### EXERCISE OBJECTIVE
Write the next part of the forum thread on the Kabyle word "tegmatt", continuing after its last reply.

### SELECTION
[start]

# Kabyle: tegmatt



## zixi

Probably a long shot but does anyone have any idea what tegmatt might mean? Actually S tegmatt. 

Many thanks


----------



## zixi

I suppose asking a question and then suggesting your own answer is a bit bizarre and bad form but I’ve found ‘tegmatt’ in the declaration of human rights and I think it might mean ‘fraternité’ in French. I think my English translation given the context (which you can't see of course) and the initial word ‘s’ which I know means 'with' would be ‘with co-operation.’ (cooperatively) I’m going to try that ! Other suggestions still welcome though.


----------



## MarcB

Tegmatt is brotherhood or fraternite in some of the "berber" languages including tamazight and amazigh.

[end]

### GIVEN DATA
[start]

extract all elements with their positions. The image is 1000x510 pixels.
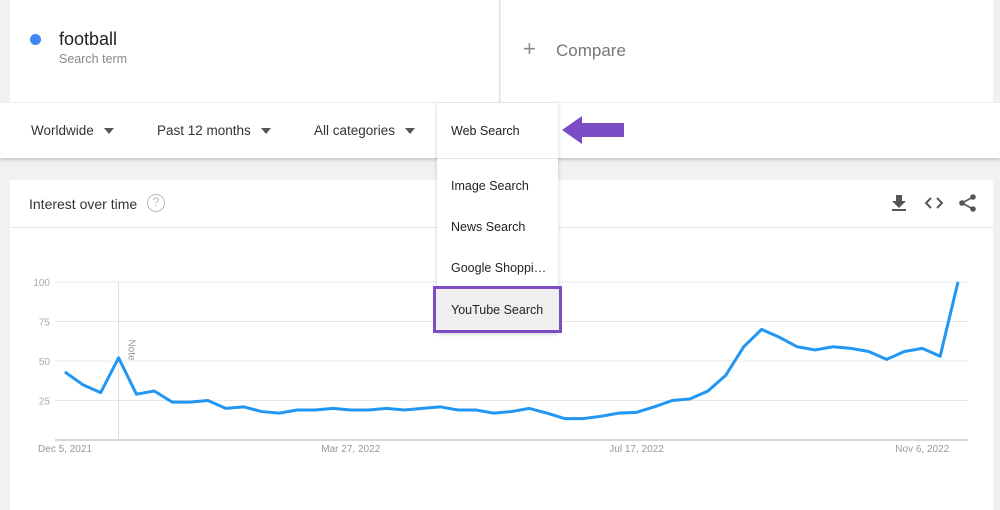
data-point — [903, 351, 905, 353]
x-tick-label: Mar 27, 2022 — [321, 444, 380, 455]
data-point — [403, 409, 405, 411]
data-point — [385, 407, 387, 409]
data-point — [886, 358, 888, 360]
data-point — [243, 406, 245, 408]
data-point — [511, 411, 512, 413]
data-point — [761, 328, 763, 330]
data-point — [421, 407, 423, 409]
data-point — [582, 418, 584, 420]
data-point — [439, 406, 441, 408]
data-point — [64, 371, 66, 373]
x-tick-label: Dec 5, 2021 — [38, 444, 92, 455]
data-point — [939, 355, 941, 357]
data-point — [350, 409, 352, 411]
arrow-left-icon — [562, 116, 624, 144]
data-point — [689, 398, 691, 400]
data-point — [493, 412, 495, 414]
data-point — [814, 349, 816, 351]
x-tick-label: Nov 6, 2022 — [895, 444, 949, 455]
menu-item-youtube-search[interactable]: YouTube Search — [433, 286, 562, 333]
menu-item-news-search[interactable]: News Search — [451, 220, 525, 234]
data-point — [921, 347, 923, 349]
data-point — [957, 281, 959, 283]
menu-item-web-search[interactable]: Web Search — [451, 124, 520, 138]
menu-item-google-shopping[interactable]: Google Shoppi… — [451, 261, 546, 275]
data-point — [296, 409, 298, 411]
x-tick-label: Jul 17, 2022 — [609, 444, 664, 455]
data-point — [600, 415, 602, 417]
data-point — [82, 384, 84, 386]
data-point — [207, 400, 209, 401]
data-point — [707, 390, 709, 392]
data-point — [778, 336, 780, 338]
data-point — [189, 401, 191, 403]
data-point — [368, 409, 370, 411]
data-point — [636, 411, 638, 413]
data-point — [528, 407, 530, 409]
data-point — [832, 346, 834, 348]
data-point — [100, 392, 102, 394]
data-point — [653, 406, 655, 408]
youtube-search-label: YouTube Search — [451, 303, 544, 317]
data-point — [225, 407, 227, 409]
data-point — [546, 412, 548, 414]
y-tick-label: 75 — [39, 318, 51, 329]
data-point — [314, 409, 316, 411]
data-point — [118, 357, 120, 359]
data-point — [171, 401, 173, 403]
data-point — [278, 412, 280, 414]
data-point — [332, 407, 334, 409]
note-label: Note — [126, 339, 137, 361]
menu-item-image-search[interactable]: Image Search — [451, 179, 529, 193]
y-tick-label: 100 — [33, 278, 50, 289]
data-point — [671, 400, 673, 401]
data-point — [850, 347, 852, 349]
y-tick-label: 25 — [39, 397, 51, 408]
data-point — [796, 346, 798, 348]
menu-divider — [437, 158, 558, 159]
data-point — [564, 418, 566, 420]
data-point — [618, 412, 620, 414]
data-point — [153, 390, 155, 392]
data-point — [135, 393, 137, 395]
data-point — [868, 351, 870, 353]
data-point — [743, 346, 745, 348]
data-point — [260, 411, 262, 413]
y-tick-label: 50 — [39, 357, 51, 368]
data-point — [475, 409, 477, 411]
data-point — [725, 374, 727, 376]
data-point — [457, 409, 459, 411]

[end]
[start]

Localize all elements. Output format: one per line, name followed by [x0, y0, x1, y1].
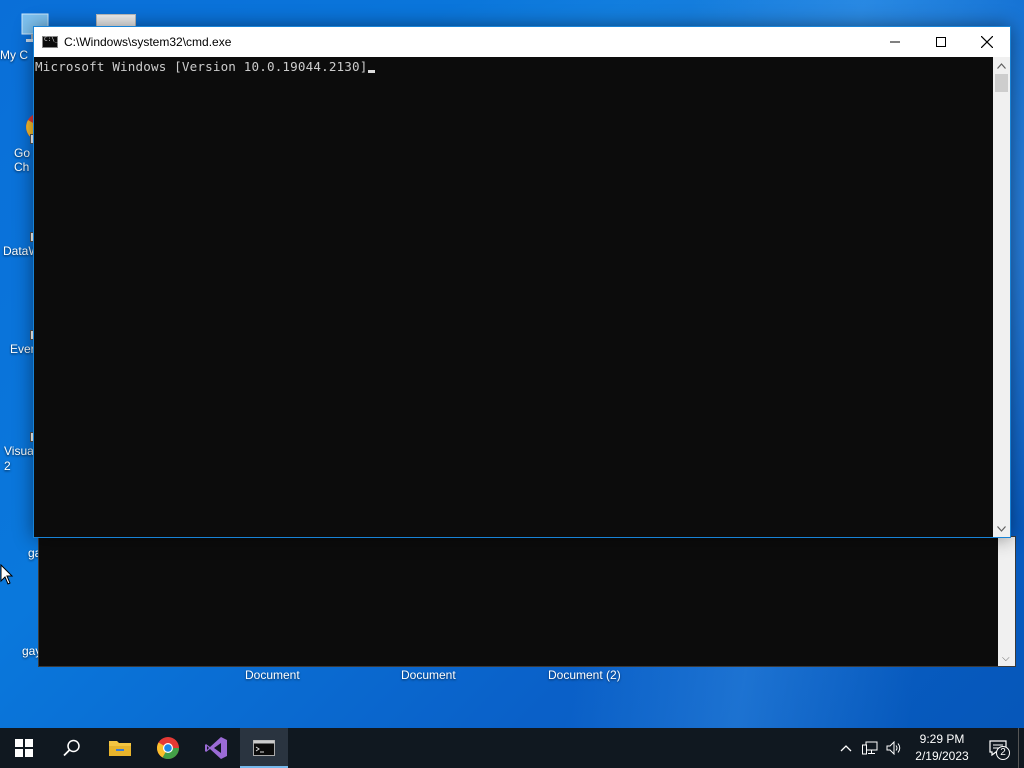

[end]
[start]

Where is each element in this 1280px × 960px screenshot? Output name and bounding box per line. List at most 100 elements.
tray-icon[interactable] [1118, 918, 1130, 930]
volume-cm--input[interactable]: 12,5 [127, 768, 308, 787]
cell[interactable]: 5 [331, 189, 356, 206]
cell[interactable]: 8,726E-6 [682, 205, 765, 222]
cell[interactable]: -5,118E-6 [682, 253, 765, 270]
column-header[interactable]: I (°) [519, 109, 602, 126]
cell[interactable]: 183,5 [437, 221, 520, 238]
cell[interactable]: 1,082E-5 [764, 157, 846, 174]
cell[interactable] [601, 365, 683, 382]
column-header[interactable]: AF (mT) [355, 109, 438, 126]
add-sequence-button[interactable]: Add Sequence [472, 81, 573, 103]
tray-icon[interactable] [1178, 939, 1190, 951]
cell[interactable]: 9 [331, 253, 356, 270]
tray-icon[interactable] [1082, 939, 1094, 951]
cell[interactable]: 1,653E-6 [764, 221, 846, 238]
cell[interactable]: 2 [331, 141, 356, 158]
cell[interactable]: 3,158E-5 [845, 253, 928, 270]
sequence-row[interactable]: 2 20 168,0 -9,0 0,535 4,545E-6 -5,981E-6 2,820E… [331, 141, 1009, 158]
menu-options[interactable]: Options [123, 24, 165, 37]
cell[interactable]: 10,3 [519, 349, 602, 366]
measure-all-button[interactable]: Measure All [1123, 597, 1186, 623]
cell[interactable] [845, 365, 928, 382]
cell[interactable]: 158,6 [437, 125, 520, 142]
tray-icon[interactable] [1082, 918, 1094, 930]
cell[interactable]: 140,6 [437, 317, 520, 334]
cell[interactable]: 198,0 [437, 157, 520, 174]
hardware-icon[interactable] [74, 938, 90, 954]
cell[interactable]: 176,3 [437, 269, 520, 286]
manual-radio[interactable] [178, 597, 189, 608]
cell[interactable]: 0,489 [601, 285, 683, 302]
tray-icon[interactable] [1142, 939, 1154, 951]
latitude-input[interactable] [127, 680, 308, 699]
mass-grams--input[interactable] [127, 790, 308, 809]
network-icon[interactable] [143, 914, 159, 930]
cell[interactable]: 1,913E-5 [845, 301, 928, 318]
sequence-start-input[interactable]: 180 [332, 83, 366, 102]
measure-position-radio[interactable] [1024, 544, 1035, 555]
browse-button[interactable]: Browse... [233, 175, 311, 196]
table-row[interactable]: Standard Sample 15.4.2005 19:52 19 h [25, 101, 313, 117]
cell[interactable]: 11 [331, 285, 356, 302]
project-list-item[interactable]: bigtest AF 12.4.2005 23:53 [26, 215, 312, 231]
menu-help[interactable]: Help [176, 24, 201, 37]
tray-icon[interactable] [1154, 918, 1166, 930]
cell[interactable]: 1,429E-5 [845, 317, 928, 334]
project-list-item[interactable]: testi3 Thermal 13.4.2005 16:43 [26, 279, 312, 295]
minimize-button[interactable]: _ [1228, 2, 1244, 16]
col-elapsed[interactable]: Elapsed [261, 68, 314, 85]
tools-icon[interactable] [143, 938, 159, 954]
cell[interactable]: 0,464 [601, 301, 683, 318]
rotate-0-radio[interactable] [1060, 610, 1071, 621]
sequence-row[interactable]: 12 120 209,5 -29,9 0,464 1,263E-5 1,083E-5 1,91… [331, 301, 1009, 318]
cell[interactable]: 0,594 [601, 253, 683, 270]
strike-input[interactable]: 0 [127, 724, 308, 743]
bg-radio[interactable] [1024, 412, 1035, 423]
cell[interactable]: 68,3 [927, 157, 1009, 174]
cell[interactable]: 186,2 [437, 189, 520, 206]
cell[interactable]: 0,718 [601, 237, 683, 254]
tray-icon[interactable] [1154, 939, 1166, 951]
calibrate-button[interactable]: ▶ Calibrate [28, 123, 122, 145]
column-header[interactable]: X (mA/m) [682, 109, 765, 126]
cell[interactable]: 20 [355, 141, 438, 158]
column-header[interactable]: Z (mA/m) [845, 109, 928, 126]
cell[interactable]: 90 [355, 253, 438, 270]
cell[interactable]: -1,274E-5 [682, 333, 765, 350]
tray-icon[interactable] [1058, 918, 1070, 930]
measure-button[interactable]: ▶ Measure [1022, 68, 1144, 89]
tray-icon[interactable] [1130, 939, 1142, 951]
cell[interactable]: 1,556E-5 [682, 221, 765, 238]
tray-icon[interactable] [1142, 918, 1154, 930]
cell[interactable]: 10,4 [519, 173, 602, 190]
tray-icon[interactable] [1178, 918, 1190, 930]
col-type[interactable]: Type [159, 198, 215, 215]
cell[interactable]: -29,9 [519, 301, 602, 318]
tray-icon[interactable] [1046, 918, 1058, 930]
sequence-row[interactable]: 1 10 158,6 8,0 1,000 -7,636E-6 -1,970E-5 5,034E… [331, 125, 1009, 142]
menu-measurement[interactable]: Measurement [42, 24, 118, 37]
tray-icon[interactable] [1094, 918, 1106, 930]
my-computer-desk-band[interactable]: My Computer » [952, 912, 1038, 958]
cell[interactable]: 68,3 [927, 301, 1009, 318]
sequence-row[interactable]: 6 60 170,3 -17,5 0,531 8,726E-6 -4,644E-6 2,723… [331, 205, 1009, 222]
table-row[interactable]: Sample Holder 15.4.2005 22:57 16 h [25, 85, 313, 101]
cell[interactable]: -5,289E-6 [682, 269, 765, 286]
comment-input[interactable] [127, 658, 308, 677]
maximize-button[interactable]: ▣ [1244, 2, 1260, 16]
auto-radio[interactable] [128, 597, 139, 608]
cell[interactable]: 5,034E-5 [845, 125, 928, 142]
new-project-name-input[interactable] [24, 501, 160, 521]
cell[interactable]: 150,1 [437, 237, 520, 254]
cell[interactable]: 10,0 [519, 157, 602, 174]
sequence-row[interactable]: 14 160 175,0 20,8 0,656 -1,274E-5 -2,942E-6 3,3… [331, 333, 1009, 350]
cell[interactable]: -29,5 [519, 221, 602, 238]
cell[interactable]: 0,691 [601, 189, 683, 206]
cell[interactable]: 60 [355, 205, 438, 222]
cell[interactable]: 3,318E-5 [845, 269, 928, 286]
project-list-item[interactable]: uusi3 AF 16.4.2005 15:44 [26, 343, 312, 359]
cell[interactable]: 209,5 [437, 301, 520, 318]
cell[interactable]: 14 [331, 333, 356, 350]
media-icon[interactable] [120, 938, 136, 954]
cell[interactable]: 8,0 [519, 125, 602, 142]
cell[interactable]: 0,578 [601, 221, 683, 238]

[end]

### EXERCISE RESULT
----------



## zixi

Yes, I realised later it was staring me in the face with a slightly different spelling... Kabyle spelling can take some getting use to and can really throw you. I suspect my 'with cooperation', or 'cooperatively' is the best translation here given the context though it's actually stronger than that. I think that what is being suggested is  being included in the 'brotherhood'.


----------



## szammel

So:

"gma" means in Kabyle "Borther/my broher".  After the prposition "s" the noun wich follows is in "l`etat d`annexion" so that the feminine word "tagmatt" changes to "tegmatt".

Per examle: heddregh s teqbaylit (I speak in Kabyle). Here the word taqbaylit was changed to teqbaylit.

I hope I could help.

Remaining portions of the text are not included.